**STATED GOAL**.
Set down, in full, every record in the block.

********

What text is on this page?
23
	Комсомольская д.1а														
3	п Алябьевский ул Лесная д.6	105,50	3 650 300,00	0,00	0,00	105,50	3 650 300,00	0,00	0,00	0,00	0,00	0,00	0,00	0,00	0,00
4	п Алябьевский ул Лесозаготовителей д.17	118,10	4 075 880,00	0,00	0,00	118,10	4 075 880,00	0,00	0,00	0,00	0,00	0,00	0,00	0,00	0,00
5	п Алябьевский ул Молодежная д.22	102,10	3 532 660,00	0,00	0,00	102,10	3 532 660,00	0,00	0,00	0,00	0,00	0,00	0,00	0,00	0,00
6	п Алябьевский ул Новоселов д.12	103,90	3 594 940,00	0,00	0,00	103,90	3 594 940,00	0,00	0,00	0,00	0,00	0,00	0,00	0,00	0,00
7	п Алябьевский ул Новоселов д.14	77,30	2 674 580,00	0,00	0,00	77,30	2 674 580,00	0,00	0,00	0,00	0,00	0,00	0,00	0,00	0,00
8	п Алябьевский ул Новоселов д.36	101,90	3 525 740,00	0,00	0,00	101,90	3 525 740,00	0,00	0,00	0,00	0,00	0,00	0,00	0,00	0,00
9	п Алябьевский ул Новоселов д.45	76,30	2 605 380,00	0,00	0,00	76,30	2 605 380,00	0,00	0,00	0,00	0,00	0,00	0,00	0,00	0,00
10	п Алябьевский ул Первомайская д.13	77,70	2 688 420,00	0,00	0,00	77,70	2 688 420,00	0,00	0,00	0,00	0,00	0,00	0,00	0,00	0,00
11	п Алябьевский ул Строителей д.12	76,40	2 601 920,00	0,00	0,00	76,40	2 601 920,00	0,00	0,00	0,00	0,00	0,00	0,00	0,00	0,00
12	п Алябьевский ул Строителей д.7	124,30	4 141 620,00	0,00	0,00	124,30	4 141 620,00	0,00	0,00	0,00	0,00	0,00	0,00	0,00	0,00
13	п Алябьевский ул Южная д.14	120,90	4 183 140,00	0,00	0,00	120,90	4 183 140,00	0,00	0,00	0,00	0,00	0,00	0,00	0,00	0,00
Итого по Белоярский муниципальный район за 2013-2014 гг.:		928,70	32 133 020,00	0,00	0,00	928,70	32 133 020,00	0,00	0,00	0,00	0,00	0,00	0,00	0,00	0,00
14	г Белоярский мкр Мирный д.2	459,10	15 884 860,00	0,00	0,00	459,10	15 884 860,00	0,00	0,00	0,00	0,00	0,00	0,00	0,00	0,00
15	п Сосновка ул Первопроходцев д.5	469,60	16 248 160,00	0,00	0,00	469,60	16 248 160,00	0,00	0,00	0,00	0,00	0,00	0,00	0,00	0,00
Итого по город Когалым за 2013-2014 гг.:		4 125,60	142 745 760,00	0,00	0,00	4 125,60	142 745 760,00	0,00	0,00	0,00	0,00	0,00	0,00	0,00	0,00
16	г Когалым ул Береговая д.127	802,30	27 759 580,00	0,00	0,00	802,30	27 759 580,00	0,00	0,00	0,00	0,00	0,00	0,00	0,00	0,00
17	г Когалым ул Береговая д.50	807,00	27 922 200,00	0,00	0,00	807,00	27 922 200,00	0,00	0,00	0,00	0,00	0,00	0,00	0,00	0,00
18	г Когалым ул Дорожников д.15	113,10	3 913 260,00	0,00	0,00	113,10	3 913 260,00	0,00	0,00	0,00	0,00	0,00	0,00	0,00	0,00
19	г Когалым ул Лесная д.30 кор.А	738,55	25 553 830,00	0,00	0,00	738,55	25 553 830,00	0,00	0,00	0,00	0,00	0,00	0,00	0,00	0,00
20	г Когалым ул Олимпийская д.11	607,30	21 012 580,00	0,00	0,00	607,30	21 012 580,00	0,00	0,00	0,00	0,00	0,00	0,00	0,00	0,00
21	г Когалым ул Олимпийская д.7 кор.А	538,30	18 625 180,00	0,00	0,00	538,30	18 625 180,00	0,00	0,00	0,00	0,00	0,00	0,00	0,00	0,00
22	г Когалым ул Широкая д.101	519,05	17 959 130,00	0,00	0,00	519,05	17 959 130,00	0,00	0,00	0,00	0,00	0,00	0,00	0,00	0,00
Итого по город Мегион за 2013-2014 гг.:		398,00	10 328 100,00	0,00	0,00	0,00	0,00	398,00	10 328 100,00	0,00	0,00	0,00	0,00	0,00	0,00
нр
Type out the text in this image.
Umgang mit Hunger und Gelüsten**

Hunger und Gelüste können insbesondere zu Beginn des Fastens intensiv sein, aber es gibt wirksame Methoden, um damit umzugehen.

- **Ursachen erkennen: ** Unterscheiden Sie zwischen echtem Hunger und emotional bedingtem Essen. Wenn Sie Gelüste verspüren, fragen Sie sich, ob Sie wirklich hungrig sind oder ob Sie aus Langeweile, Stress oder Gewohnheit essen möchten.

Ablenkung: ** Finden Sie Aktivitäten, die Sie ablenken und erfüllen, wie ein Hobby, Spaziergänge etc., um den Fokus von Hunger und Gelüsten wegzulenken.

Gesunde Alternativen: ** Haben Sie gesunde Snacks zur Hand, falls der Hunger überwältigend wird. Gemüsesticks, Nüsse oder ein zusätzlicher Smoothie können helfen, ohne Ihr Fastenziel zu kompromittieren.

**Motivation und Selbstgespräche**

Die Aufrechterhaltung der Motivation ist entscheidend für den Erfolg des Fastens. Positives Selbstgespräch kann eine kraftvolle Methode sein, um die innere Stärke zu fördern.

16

********

**REPLY TO THE EXERCISE**.
What text is on this page?
23
	Комсомольская д.1а														
3	п Алябьевский ул Лесная д.6	105,50	3 650 300,00	0,00	0,00	105,50	3 650 300,00	0,00	0,00	0,00	0,00	0,00	0,00	0,00	0,00
4	п Алябьевский ул Лесозаготовителей д.17	118,10	4 075 880,00	0,00	0,00	118,10	4 075 880,00	0,00	0,00	0,00	0,00	0,00	0,00	0,00	0,00
5	п Алябьевский ул Молодежная д.22	102,10	3 532 660,00	0,00	0,00	102,10	3 532 660,00	0,00	0,00	0,00	0,00	0,00	0,00	0,00	0,00
6	п Алябьевский ул Новоселов д.12	103,90	3 594 940,00	0,00	0,00	103,90	3 594 940,00	0,00	0,00	0,00	0,00	0,00	0,00	0,00	0,00
7	п Алябьевский ул Новоселов д.14	77,30	2 674 580,00	0,00	0,00	77,30	2 674 580,00	0,00	0,00	0,00	0,00	0,00	0,00	0,00	0,00
8	п Алябьевский ул Новоселов д.36	101,90	3 525 740,00	0,00	0,00	101,90	3 525 740,00	0,00	0,00	0,00	0,00	0,00	0,00	0,00	0,00
9	п Алябьевский ул Новоселов д.45	76,30	2 605 380,00	0,00	0,00	76,30	2 605 380,00	0,00	0,00	0,00	0,00	0,00	0,00	0,00	0,00
10	п Алябьевский ул Первомайская д.13	77,70	2 688 420,00	0,00	0,00	77,70	2 688 420,00	0,00	0,00	0,00	0,00	0,00	0,00	0,00	0,00
11	п Алябьевский ул Строителей д.12	76,40	2 601 920,00	0,00	0,00	76,40	2 601 920,00	0,00	0,00	0,00	0,00	0,00	0,00	0,00	0,00
12	п Алябьевский ул Строителей д.7	124,30	4 141 620,00	0,00	0,00	124,30	4 141 620,00	0,00	0,00	0,00	0,00	0,00	0,00	0,00	0,00
13	п Алябьевский ул Южная д.14	120,90	4 183 140,00	0,00	0,00	120,90	4 183 140,00	0,00	0,00	0,00	0,00	0,00	0,00	0,00	0,00
Итого по Белоярский муниципальный район за 2013-2014 гг.:		928,70	32 133 020,00	0,00	0,00	928,70	32 133 020,00	0,00	0,00	0,00	0,00	0,00	0,00	0,00	0,00
14	г Белоярский мкр Мирный д.2	459,10	15 884 860,00	0,00	0,00	459,10	15 884 860,00	0,00	0,00	0,00	0,00	0,00	0,00	0,00	0,00
15	п Сосновка ул Первопроходцев д.5	469,60	16 248 160,00	0,00	0,00	469,60	16 248 160,00	0,00	0,00	0,00	0,00	0,00	0,00	0,00	0,00
Итого по город Когалым за 2013-2014 гг.:		4 125,60	142 745 760,00	0,00	0,00	4 125,60	142 745 760,00	0,00	0,00	0,00	0,00	0,00	0,00	0,00	0,00
16	г Когалым ул Береговая д.127	802,30	27 759 580,00	0,00	0,00	802,30	27 759 580,00	0,00	0,00	0,00	0,00	0,00	0,00	0,00	0,00
17	г Когалым ул Береговая д.50	807,00	27 922 200,00	0,00	0,00	807,00	27 922 200,00	0,00	0,00	0,00	0,00	0,00	0,00	0,00	0,00
18	г Когалым ул Дорожников д.15	113,10	3 913 260,00	0,00	0,00	113,10	3 913 260,00	0,00	0,00	0,00	0,00	0,00	0,00	0,00	0,00
19	г Когалым ул Лесная д.30 кор.А	738,55	25 553 830,00	0,00	0,00	738,55	25 553 830,00	0,00	0,00	0,00	0,00	0,00	0,00	0,00	0,00
20	г Когалым ул Олимпийская д.11	607,30	21 012 580,00	0,00	0,00	607,30	21 012 580,00	0,00	0,00	0,00	0,00	0,00	0,00	0,00	0,00
21	г Когалым ул Олимпийская д.7 кор.А	538,30	18 625 180,00	0,00	0,00	538,30	18 625 180,00	0,00	0,00	0,00	0,00	0,00	0,00	0,00	0,00
22	г Когалым ул Широкая д.101	519,05	17 959 130,00	0,00	0,00	519,05	17 959 130,00	0,00	0,00	0,00	0,00	0,00	0,00	0,00	0,00
Итого по город Мегион за 2013-2014 гг.:		398,00	10 328 100,00	0,00	0,00	0,00	0,00	398,00	10 328 100,00	0,00	0,00	0,00	0,00	0,00	0,00
нр
Type out the text in this image.
Umgang mit Hunger und Gelüsten**

Hunger und Gelüste können insbesondere zu Beginn des Fastens intensiv sein, aber es gibt wirksame Methoden, um damit umzugehen.

- **Ursachen erkennen: ** Unterscheiden Sie zwischen echtem Hunger und emotional bedingtem Essen. Wenn Sie Gelüste verspüren, fragen Sie sich, ob Sie wirklich hungrig sind oder ob Sie aus Langeweile, Stress oder Gewohnheit essen möchten.

Ablenkung: ** Finden Sie Aktivitäten, die Sie ablenken und erfüllen, wie ein Hobby, Spaziergänge etc., um den Fokus von Hunger und Gelüsten wegzulenken.

Gesunde Alternativen: ** Haben Sie gesunde Snacks zur Hand, falls der Hunger überwältigend wird. Gemüsesticks, Nüsse oder ein zusätzlicher Smoothie können helfen, ohne Ihr Fastenziel zu kompromittieren.

**Motivation und Selbstgespräche**

Die Aufrechterhaltung der Motivation ist entscheidend für den Erfolg des Fastens. Positives Selbstgespräch kann eine kraftvolle Methode sein, um die innere Stärke zu fördern.

16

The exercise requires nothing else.